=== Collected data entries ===
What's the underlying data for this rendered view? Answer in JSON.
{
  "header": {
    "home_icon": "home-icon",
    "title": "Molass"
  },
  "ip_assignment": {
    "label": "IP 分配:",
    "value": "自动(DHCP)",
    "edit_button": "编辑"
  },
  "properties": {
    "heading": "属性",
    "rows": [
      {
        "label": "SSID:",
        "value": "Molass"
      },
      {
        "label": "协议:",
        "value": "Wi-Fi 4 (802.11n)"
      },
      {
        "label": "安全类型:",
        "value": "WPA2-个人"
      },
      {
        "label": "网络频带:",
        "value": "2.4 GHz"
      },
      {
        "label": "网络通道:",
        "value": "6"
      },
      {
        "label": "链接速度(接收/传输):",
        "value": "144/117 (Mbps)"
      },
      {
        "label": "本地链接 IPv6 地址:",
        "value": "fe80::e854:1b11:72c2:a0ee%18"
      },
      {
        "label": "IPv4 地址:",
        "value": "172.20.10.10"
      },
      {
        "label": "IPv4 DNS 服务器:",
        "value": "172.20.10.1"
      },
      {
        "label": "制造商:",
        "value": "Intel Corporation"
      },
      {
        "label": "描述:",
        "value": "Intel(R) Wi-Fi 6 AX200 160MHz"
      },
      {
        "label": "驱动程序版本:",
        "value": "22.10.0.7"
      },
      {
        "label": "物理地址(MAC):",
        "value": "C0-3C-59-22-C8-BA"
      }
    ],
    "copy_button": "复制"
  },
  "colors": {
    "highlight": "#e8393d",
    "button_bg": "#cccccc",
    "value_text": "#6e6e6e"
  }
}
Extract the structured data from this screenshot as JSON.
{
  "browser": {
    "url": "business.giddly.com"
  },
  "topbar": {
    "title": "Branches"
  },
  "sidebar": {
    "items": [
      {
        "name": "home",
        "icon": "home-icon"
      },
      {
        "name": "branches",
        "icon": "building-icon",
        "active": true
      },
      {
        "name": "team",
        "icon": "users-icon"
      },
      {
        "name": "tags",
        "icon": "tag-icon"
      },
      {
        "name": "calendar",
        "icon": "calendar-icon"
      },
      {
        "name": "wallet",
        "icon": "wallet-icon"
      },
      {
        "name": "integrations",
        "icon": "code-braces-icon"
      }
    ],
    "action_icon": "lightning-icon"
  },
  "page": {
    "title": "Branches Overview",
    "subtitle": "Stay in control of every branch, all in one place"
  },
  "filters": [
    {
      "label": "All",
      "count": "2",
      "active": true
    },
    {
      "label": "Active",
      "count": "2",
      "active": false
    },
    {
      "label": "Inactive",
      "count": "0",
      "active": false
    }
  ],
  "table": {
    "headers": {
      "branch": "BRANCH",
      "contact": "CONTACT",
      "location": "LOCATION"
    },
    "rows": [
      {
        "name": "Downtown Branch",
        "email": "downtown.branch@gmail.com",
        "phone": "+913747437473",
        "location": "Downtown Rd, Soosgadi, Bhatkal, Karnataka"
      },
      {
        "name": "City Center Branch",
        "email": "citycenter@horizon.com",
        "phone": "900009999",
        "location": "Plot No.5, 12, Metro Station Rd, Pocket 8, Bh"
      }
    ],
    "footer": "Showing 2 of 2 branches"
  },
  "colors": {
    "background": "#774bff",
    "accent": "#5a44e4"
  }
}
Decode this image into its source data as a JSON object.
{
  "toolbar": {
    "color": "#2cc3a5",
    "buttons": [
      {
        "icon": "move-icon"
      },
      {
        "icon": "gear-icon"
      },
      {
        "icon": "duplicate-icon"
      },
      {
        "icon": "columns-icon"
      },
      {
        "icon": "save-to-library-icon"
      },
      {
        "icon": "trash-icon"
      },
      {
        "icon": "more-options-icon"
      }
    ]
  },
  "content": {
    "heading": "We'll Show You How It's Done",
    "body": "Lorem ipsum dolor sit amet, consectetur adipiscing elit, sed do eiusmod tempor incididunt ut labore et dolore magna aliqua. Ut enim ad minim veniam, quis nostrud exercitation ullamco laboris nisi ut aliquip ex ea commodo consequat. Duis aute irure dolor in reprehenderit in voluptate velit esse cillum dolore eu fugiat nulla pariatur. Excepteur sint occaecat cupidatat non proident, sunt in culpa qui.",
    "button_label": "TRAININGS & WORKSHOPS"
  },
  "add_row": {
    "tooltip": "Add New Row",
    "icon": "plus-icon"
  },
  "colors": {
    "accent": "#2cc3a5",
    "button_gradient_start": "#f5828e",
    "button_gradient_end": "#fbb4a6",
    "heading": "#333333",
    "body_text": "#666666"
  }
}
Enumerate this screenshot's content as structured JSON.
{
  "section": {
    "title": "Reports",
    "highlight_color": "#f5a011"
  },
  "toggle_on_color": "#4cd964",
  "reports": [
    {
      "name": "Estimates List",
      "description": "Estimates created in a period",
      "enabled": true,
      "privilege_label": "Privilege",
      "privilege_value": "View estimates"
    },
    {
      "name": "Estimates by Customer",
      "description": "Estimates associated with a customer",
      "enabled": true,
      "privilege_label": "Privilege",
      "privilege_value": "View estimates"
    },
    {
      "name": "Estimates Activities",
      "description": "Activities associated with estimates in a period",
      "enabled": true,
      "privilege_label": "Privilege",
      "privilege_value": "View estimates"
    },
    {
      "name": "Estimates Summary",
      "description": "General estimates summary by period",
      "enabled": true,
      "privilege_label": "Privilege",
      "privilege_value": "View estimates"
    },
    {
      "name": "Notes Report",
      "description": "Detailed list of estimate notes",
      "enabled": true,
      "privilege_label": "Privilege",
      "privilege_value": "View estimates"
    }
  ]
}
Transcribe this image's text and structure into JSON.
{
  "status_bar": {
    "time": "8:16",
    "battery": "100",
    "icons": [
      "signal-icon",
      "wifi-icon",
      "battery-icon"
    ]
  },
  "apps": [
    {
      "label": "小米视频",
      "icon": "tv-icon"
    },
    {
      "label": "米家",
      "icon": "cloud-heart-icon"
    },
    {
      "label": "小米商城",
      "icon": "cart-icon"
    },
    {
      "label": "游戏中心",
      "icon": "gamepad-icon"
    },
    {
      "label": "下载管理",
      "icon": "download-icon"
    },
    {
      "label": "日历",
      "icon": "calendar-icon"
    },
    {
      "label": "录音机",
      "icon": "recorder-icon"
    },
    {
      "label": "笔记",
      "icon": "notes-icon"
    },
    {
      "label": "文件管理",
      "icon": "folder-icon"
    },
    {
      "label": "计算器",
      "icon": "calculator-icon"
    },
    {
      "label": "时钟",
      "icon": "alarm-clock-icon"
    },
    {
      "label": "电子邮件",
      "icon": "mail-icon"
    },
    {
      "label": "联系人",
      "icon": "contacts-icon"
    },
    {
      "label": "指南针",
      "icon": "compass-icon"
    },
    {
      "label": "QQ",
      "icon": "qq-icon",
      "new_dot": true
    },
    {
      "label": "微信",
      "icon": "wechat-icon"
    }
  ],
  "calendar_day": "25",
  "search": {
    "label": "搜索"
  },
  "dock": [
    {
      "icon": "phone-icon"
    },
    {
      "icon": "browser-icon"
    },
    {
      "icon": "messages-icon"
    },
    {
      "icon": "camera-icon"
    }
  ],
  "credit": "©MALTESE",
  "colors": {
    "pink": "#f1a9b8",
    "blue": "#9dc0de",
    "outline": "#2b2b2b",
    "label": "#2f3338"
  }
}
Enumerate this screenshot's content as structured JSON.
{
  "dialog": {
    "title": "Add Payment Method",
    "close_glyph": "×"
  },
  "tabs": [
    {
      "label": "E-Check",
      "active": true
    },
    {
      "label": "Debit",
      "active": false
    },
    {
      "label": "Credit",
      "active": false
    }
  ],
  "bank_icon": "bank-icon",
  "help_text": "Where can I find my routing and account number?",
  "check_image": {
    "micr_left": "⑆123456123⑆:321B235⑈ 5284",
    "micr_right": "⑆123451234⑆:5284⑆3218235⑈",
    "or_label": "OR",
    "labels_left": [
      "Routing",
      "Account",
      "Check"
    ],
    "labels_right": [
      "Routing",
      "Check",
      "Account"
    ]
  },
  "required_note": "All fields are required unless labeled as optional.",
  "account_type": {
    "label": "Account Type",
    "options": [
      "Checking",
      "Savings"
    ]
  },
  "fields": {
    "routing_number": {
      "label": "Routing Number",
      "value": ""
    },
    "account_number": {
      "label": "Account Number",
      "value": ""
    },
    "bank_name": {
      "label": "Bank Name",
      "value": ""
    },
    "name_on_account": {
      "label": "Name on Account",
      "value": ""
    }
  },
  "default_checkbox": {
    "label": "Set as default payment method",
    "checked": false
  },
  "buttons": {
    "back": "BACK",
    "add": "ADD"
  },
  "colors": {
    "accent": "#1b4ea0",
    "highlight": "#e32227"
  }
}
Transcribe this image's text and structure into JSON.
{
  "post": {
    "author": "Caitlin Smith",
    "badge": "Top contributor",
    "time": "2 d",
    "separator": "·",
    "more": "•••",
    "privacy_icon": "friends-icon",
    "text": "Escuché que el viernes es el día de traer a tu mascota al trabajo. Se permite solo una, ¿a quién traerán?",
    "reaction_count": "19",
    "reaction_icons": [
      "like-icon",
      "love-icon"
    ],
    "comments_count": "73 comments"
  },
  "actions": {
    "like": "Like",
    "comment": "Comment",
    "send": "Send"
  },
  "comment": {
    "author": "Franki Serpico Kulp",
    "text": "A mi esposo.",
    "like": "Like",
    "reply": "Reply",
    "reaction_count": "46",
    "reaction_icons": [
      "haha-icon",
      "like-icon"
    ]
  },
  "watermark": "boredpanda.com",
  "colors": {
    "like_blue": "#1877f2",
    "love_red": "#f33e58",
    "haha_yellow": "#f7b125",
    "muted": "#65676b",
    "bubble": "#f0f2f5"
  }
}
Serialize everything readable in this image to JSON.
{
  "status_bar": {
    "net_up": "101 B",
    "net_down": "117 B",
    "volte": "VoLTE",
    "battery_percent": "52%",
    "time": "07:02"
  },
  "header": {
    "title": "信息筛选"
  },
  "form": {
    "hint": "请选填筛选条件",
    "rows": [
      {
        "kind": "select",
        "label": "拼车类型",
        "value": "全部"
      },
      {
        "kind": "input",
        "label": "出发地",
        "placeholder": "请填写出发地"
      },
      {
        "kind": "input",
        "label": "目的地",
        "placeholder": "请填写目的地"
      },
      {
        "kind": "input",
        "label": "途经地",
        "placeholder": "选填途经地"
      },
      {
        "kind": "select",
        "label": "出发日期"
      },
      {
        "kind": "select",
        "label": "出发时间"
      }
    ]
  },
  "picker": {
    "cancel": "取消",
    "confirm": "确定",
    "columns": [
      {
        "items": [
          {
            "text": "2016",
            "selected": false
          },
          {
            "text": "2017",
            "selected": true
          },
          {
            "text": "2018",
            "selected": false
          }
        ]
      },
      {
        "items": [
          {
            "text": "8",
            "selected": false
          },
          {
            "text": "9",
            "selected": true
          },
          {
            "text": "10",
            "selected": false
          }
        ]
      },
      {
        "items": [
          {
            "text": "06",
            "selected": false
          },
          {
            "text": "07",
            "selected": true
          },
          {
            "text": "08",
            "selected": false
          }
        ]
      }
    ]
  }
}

=== Requirement ===
Say how many lines include the word "location"; reply with the number alone.

=== Response ===
3